→ **TEXTO FORNECIDO**
──────────────────────────────

ONU preocupada com relatos de uso de força excessiva em protestos no Sudão
BR

17 janeiro 2019

Chefe de Direitos Humanos disse que seu escritório está pronto para enviar equipes ao país africano; pelo menos 816 pessoas foram  detidas; segundo agências de notícias, 22 pessoas perderam a vida em manifestações que aconteceram desde  dezembro.

A alta comissária para os Direitos Humanos, Michelle Bachelet, disse que são profundamente preocupantes os relatos confiáveis ​​sobre o uso de força excessiva por forças de segurança do Estado no Sudão contra manifestantes desde dezembro.

Em comunicado emitido esta quinta-feira em Genebra, a representante aponta o uso de munição real contra os participantes em protestos que resultaram em pelo 816 detidos até 6 de janeiro.

Liberdades

De acordo com agências de notícias, pelo menos 22 pessoas perderam a vida em três semanas. Os manifestantes primeiro reclamavam contra o aumento do custo do combustível e do pão e depois exigiram a mudança de governo.

Bachelet pediu às autoridades sudanesas que “protejam o exercício de todos os direitos à liberdade de expressão e reunião pacífica, independentemente de filiações políticas” dos cidadãos. Os detidos incluem jornalistas, líderes da oposição, manifestantes e representantes da sociedade civil.

──────────────────────────────

→ **PROBLEMA A RESOLVER**
Segundo o texto sobre os protestos no Sudão, do que os manifestantes reclamavam primeiro?

──────────────────────────────

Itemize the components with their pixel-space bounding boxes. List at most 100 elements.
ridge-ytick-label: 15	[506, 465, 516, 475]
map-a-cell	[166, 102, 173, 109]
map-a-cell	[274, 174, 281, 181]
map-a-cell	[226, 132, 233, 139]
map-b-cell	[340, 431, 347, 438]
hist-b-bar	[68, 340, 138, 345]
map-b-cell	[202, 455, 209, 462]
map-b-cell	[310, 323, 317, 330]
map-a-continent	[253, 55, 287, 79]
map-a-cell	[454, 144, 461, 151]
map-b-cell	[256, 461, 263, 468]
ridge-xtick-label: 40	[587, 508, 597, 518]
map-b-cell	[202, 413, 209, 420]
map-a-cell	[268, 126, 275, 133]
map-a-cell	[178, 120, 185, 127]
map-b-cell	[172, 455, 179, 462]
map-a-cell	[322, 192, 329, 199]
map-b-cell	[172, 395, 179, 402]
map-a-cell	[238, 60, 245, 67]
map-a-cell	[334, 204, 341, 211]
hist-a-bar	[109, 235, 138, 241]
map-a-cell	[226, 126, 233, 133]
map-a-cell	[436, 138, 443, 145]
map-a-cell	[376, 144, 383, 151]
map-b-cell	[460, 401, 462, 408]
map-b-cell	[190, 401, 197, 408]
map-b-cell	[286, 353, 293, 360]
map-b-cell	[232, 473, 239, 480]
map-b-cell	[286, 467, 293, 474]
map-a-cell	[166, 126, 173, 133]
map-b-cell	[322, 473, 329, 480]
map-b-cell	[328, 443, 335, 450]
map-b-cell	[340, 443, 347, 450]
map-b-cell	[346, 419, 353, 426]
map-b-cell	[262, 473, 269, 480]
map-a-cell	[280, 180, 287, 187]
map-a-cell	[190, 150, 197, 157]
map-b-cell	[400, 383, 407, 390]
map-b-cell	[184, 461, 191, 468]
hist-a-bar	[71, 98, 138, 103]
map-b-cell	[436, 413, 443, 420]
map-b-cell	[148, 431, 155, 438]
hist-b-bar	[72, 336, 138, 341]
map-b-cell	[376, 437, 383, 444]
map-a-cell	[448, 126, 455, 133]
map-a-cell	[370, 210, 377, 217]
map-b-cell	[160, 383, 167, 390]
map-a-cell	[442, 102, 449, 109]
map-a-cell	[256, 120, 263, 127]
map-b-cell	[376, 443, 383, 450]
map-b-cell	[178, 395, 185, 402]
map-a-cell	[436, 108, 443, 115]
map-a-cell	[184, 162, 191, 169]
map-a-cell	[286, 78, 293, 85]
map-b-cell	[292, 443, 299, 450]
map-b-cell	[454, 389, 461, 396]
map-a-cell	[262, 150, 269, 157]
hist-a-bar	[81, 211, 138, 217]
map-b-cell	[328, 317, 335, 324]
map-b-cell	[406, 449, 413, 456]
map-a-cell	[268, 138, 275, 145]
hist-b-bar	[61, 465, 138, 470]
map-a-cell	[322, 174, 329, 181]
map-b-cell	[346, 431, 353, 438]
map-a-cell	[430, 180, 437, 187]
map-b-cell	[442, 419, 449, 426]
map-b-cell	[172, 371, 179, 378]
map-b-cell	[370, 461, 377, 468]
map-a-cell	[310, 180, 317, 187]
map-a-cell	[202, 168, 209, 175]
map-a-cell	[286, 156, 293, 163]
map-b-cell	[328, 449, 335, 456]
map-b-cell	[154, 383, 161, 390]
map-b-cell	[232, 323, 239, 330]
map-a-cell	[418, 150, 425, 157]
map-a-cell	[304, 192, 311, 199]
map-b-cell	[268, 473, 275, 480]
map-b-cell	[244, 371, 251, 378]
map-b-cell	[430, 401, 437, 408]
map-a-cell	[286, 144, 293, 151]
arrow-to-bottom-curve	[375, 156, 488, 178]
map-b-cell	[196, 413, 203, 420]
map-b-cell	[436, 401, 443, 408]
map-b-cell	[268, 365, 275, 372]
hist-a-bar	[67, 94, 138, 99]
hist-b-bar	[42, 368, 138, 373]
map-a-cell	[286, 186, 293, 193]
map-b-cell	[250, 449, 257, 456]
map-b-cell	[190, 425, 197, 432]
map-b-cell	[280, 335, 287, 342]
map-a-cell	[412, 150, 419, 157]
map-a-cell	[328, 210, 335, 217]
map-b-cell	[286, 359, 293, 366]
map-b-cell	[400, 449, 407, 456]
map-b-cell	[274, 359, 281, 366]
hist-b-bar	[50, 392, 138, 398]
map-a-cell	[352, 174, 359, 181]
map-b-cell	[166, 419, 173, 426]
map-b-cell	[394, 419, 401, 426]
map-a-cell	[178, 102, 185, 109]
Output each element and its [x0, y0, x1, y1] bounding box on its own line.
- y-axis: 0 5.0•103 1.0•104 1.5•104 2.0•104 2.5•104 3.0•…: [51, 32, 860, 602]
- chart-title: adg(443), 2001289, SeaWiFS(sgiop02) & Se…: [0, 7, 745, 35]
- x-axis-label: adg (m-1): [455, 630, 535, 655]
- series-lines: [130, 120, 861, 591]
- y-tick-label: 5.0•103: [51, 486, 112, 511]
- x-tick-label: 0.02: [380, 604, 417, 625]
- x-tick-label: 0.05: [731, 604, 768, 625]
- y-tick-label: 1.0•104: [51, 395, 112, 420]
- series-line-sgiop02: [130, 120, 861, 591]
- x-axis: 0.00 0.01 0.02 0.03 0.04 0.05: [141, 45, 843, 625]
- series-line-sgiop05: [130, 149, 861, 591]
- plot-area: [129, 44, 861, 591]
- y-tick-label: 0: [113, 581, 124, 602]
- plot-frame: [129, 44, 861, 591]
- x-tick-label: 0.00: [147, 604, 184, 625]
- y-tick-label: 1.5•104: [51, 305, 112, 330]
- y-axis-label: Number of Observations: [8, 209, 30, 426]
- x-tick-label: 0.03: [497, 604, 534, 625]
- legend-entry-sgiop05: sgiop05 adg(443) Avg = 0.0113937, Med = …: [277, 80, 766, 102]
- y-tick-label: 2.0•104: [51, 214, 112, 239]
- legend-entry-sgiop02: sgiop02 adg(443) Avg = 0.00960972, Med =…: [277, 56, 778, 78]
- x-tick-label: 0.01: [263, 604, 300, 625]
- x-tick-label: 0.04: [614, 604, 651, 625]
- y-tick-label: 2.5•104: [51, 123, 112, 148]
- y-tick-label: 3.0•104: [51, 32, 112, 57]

──────────────────────────────

→ **RESPOSTA À TAREFA**
Os manifestantes reclamavam primeiro do aumento do custo do combustível e do pão.